Challenge: Filter the data below for the string "Father" and copy each matching line.

** begin Data to process **

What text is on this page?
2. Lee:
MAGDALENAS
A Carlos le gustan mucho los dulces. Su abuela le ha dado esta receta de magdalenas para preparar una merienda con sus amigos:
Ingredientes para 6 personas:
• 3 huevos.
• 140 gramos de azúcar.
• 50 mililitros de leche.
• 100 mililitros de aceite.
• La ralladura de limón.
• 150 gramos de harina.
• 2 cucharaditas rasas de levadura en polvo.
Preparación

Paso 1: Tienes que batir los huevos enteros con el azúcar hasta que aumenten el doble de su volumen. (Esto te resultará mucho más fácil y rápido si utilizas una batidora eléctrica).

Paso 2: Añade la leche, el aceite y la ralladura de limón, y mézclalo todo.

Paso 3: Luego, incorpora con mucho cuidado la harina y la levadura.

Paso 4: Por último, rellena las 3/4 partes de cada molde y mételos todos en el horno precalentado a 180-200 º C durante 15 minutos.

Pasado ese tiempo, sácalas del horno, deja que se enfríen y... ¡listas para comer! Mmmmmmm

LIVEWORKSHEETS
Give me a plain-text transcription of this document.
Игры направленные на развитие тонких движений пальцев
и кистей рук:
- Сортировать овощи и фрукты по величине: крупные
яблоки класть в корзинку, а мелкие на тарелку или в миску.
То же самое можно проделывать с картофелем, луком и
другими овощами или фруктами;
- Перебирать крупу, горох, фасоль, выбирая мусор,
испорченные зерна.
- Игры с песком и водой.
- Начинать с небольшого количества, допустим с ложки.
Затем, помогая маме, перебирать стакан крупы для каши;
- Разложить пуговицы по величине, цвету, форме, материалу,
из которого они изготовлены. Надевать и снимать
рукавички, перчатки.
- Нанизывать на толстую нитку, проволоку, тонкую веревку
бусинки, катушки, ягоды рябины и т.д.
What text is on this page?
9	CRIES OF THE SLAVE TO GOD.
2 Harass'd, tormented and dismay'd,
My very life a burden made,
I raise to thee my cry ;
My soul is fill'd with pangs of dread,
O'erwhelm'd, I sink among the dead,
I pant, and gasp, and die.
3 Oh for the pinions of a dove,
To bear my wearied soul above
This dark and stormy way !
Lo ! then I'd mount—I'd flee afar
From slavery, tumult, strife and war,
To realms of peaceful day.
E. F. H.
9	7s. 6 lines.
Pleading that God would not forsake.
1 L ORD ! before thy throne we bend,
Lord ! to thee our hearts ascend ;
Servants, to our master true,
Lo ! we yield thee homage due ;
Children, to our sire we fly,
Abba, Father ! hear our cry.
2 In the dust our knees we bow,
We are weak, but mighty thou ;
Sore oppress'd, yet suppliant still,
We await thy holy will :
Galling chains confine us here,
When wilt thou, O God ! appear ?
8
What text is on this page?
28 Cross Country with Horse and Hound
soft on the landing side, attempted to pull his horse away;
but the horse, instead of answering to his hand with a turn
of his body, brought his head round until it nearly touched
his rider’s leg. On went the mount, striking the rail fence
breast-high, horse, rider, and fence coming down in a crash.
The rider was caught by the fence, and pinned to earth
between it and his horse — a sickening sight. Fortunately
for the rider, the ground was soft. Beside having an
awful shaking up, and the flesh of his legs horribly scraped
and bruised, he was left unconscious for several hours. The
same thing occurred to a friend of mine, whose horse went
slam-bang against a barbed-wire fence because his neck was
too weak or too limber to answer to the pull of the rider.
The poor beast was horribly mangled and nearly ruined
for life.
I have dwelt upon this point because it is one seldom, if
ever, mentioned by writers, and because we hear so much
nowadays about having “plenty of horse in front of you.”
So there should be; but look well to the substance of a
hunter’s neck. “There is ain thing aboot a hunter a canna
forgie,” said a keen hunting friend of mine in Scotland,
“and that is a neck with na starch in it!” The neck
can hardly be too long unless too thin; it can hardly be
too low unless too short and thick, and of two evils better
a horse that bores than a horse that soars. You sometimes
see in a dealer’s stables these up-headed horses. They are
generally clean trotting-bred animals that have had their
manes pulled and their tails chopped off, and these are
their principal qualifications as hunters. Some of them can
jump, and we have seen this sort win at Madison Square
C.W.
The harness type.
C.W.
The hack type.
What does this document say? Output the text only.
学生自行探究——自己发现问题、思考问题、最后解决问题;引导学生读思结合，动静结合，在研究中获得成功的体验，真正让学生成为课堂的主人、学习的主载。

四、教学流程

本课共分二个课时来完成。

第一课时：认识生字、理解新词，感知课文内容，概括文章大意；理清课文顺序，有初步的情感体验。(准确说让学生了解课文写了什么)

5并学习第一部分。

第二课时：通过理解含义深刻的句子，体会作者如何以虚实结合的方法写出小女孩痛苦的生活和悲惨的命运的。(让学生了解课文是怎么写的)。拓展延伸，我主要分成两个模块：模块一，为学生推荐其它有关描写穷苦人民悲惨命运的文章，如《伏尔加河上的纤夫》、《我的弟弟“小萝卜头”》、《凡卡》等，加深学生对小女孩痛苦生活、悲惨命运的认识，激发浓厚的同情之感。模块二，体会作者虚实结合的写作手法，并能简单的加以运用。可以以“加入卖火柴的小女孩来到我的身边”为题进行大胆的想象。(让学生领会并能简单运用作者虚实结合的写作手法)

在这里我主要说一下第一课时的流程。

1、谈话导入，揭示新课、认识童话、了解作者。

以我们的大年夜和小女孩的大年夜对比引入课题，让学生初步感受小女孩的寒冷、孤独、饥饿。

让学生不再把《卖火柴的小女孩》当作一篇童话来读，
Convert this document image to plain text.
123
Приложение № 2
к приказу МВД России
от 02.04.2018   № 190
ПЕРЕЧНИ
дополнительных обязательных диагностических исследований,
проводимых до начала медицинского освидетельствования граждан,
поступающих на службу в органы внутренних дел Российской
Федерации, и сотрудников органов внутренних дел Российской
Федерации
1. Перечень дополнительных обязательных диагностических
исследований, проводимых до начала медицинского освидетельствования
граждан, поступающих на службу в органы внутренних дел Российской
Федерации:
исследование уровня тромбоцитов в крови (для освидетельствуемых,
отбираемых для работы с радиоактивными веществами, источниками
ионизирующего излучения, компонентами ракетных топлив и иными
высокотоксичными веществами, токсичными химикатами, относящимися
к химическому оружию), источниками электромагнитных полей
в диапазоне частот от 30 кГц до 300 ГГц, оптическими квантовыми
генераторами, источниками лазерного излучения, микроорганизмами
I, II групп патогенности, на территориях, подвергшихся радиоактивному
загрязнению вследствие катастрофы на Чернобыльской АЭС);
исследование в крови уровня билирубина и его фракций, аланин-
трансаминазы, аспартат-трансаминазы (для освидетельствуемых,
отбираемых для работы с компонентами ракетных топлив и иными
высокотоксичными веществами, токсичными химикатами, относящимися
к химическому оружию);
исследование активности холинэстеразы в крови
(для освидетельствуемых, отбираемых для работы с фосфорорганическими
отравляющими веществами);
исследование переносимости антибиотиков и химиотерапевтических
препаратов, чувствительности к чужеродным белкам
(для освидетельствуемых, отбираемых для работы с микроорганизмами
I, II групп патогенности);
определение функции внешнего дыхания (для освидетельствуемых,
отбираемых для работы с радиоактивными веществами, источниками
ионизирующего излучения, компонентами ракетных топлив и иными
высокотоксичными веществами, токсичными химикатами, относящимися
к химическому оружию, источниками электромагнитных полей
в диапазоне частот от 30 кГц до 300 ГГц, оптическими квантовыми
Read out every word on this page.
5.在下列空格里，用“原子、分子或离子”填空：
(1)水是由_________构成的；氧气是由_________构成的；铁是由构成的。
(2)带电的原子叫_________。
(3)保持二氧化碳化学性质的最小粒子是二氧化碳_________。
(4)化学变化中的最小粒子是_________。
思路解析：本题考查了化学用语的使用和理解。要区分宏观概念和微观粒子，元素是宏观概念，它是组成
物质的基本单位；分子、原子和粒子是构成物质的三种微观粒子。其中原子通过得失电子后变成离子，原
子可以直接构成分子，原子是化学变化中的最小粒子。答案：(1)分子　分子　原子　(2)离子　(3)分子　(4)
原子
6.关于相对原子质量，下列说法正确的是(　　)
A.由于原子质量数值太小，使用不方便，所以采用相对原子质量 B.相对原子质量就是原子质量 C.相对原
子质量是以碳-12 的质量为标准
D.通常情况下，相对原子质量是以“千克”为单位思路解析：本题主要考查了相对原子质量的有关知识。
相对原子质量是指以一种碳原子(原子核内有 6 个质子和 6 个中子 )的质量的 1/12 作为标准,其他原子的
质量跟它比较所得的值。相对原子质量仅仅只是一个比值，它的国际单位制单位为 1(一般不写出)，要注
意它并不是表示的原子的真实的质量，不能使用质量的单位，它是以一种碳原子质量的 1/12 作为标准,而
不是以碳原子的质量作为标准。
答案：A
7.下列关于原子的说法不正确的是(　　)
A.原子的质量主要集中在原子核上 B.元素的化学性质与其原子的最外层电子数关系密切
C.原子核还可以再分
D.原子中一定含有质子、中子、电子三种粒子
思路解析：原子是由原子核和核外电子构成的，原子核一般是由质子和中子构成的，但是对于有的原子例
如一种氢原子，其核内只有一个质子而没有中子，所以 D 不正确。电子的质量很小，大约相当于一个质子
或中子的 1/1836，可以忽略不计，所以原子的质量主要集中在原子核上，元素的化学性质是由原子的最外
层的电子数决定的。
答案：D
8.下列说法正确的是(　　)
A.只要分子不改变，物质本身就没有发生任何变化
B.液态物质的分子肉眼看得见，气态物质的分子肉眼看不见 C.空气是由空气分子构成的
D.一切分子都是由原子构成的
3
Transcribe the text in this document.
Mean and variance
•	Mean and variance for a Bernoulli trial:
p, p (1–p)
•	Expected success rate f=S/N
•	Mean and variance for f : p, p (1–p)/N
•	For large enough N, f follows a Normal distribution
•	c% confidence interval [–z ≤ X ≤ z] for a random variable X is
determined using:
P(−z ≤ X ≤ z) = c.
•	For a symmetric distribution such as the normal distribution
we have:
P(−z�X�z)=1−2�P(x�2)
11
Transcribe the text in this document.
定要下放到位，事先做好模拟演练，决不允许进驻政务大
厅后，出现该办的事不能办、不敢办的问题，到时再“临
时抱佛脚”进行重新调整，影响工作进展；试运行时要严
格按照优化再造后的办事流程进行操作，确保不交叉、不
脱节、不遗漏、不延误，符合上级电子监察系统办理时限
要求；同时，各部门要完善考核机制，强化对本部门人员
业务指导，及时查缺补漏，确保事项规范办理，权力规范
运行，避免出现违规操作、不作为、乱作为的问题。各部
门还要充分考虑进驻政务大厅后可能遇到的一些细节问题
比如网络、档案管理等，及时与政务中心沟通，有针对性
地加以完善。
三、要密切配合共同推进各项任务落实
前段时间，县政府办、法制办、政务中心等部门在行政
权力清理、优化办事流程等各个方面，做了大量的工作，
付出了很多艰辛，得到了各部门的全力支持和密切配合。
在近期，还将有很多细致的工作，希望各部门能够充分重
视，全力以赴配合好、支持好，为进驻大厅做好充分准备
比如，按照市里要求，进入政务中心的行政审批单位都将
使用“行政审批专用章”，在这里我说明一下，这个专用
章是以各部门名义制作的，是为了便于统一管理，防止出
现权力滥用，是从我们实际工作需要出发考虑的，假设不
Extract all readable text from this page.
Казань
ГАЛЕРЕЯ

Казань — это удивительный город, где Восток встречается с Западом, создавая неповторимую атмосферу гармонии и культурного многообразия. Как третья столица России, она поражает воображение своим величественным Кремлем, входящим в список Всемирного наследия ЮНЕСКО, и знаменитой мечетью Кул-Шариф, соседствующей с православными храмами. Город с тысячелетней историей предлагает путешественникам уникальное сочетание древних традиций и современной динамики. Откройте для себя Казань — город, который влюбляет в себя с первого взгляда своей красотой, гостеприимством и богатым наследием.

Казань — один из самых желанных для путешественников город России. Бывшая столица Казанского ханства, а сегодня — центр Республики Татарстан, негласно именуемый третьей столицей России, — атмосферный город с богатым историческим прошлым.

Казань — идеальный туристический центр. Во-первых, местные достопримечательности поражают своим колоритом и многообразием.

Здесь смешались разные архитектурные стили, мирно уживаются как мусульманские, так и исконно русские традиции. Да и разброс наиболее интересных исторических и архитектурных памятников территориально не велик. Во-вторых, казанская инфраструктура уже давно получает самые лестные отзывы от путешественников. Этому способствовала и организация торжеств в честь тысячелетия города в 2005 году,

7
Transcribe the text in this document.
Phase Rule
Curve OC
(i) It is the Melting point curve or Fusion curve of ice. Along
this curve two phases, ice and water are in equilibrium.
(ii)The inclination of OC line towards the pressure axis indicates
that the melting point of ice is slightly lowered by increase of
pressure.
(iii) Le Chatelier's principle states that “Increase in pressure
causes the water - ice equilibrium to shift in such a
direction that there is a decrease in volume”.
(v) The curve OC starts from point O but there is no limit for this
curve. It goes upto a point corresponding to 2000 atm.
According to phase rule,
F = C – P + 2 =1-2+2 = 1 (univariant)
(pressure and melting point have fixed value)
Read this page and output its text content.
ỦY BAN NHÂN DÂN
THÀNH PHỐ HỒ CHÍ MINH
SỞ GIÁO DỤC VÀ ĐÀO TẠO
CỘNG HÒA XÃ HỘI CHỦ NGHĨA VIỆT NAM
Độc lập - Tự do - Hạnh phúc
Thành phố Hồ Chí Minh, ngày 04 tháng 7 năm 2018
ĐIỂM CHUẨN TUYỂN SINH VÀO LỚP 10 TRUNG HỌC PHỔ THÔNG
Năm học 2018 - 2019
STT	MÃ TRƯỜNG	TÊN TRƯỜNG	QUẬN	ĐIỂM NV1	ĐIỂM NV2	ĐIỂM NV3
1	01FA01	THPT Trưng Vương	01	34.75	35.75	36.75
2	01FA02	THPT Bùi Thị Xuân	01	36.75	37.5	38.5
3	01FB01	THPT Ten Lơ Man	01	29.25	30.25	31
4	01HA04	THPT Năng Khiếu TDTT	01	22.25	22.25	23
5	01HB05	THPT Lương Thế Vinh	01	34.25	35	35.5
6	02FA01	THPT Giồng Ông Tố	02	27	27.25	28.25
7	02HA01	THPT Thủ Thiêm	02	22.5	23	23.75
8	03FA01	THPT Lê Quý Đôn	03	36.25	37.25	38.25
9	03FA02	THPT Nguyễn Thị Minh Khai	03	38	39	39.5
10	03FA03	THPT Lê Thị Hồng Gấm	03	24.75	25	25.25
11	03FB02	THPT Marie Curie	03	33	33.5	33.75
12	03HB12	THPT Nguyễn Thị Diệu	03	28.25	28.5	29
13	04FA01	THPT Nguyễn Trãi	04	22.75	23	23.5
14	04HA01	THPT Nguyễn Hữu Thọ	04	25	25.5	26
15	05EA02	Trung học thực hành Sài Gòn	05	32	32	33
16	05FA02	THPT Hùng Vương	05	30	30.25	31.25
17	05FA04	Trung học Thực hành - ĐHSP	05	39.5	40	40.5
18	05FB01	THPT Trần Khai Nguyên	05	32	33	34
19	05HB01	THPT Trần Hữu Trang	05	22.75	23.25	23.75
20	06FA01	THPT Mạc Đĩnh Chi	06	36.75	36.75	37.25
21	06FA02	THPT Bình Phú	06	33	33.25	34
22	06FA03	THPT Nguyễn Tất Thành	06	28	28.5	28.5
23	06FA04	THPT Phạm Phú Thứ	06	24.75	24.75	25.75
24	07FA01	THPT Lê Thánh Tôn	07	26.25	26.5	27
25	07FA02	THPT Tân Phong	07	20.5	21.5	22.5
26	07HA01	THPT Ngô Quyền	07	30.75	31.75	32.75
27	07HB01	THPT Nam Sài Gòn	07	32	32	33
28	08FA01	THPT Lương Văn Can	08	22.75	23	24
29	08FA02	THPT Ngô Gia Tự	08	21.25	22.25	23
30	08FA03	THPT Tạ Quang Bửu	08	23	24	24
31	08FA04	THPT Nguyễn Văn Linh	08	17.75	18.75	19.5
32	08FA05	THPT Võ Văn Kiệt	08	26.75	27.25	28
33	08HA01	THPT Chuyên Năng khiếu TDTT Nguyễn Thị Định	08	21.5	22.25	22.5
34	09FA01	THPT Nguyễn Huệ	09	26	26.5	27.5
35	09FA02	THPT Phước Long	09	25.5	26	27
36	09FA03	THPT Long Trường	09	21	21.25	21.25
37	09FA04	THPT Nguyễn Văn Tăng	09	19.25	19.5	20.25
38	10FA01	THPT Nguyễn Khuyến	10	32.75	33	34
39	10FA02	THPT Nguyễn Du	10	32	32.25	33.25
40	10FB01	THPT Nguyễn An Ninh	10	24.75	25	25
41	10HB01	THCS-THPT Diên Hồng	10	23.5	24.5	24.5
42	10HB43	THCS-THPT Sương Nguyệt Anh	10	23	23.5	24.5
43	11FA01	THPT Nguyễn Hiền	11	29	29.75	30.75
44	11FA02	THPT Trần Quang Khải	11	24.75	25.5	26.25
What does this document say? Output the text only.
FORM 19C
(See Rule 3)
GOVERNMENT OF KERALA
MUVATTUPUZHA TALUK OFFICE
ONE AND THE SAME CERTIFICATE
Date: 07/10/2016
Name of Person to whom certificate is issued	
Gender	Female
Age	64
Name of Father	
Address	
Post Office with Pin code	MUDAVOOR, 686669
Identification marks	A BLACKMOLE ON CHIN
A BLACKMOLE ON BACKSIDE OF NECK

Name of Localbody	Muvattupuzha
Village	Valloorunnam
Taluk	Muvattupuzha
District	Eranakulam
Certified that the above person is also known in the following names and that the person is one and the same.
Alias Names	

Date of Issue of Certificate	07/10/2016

** end Data to process **

The solution:
Abba, Father ! hear our cry.
Name of Father	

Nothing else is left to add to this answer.